Set task: Restate the records below word for word.

Saved entries
┌────────

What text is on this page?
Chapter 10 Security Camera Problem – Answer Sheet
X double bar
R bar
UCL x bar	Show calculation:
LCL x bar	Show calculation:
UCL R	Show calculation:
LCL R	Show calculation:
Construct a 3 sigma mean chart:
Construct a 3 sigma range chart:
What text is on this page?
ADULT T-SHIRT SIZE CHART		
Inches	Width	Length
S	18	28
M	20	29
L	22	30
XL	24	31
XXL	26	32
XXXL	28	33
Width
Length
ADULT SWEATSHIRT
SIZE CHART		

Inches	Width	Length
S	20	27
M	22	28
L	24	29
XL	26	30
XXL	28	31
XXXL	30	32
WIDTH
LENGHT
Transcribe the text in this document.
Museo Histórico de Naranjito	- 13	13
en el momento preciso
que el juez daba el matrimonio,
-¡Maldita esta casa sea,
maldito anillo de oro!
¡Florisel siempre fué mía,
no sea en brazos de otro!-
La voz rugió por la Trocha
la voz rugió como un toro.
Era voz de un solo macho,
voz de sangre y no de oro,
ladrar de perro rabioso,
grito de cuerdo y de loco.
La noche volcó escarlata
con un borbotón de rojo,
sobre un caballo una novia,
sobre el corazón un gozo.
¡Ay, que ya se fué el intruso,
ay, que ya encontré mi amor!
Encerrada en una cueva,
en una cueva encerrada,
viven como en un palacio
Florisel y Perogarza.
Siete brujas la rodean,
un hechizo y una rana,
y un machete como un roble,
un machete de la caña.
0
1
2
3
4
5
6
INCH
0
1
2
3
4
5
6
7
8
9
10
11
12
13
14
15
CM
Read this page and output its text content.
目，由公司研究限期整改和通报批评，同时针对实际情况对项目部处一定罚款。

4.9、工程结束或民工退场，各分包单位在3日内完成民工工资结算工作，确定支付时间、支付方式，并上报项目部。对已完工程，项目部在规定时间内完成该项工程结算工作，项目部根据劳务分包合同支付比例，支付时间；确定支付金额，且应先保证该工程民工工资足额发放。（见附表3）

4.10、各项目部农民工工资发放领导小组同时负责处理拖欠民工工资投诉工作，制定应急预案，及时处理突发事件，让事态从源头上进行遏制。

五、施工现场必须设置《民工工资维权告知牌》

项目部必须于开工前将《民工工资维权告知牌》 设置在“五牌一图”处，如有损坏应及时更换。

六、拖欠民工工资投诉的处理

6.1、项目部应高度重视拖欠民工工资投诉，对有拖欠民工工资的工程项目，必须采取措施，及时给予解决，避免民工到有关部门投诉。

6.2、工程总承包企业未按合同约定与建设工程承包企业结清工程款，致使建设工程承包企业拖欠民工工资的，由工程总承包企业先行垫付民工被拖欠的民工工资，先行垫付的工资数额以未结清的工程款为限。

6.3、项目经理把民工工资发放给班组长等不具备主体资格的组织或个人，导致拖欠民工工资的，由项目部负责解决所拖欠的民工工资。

└────────

Task result:
What text is on this page?
Chapter 10 Security Camera Problem – Answer Sheet
X double bar
R bar
UCL x bar	Show calculation:
LCL x bar	Show calculation:
UCL R	Show calculation:
LCL R	Show calculation:
Construct a 3 sigma mean chart:
Construct a 3 sigma range chart:
What text is on this page?
ADULT T-SHIRT SIZE CHART		
Inches	Width	Length
S	18	28
M	20	29
L	22	30
XL	24	31
XXL	26	32
XXXL	28	33
Width
Length
ADULT SWEATSHIRT
SIZE CHART		

Inches	Width	Length
S	20	27
M	22	28
L	24	29
XL	26	30
XXL	28	31
XXXL	30	32
WIDTH
LENGHT
Transcribe the text in this document.
Museo Histórico de Naranjito	- 13	13
en el momento preciso
que el juez daba el matrimonio,
-¡Maldita esta casa sea,
maldito anillo de oro!
¡Florisel siempre fué mía,
no sea en brazos de otro!-
La voz rugió por la Trocha
la voz rugió como un toro.
Era voz de un solo macho,
voz de sangre y no de oro,
ladrar de perro rabioso,
grito de cuerdo y de loco.
La noche volcó escarlata
con un borbotón de rojo,
sobre un caballo una novia,
sobre el corazón un gozo.
¡Ay, que ya se fué el intruso,
ay, que ya encontré mi amor!
Encerrada en una cueva,
en una cueva encerrada,
viven como en un palacio
Florisel y Perogarza.
Siete brujas la rodean,
un hechizo y una rana,
y un machete como un roble,
un machete de la caña.
0
1
2
3
4
5
6
INCH
0
1
2
3
4
5
6
7
8
9
10
11
12
13
14
15
CM
Read this page and output its text content.
目，由公司研究限期整改和通报批评，同时针对实际情况对项目部处一定罚款。

4.9、工程结束或民工退场，各分包单位在3日内完成民工工资结算工作，确定支付时间、支付方式，并上报项目部。对已完工程，项目部在规定时间内完成该项工程结算工作，项目部根据劳务分包合同支付比例，支付时间；确定支付金额，且应先保证该工程民工工资足额发放。（见附表3）

4.10、各项目部农民工工资发放领导小组同时负责处理拖欠民工工资投诉工作，制定应急预案，及时处理突发事件，让事态从源头上进行遏制。

五、施工现场必须设置《民工工资维权告知牌》

项目部必须于开工前将《民工工资维权告知牌》 设置在“五牌一图”处，如有损坏应及时更换。

六、拖欠民工工资投诉的处理

6.1、项目部应高度重视拖欠民工工资投诉，对有拖欠民工工资的工程项目，必须采取措施，及时给予解决，避免民工到有关部门投诉。

6.2、工程总承包企业未按合同约定与建设工程承包企业结清工程款，致使建设工程承包企业拖欠民工工资的，由工程总承包企业先行垫付民工被拖欠的民工工资，先行垫付的工资数额以未结清的工程款为限。

6.3、项目经理把民工工资发放给班组长等不具备主体资格的组织或个人，导致拖欠民工工资的，由项目部负责解决所拖欠的民工工资。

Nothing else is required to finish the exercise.